» **INPUT DATA**:

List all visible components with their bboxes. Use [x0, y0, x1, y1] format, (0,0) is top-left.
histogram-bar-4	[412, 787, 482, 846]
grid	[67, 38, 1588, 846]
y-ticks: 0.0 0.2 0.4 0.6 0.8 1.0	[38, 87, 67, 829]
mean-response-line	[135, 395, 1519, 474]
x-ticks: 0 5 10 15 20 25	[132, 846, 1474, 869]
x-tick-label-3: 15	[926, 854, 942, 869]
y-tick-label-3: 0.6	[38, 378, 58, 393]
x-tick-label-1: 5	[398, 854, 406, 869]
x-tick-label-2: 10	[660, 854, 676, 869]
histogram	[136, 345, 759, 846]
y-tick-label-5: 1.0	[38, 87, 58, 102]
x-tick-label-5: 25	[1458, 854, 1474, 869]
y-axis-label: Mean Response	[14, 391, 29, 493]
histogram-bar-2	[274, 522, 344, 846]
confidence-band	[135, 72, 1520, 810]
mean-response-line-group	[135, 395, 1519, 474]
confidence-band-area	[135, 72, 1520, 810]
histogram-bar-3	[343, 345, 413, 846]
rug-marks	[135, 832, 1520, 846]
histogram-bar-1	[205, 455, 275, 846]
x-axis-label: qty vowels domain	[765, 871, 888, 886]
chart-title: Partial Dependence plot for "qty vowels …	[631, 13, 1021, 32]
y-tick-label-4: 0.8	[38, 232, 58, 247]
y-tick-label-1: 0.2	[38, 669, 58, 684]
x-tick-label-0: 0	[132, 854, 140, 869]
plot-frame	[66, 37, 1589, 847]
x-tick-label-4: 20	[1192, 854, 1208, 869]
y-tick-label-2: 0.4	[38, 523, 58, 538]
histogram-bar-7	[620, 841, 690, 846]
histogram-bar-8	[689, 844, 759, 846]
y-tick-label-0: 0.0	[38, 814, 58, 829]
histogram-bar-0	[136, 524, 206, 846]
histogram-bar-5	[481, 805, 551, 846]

» **TO DO**: Find every line in the material above that contains the string "band" and copy each one in full.

» **EXERCISE SOLUTION**:
confidence-band	[135, 72, 1520, 810]
confidence-band-area	[135, 72, 1520, 810]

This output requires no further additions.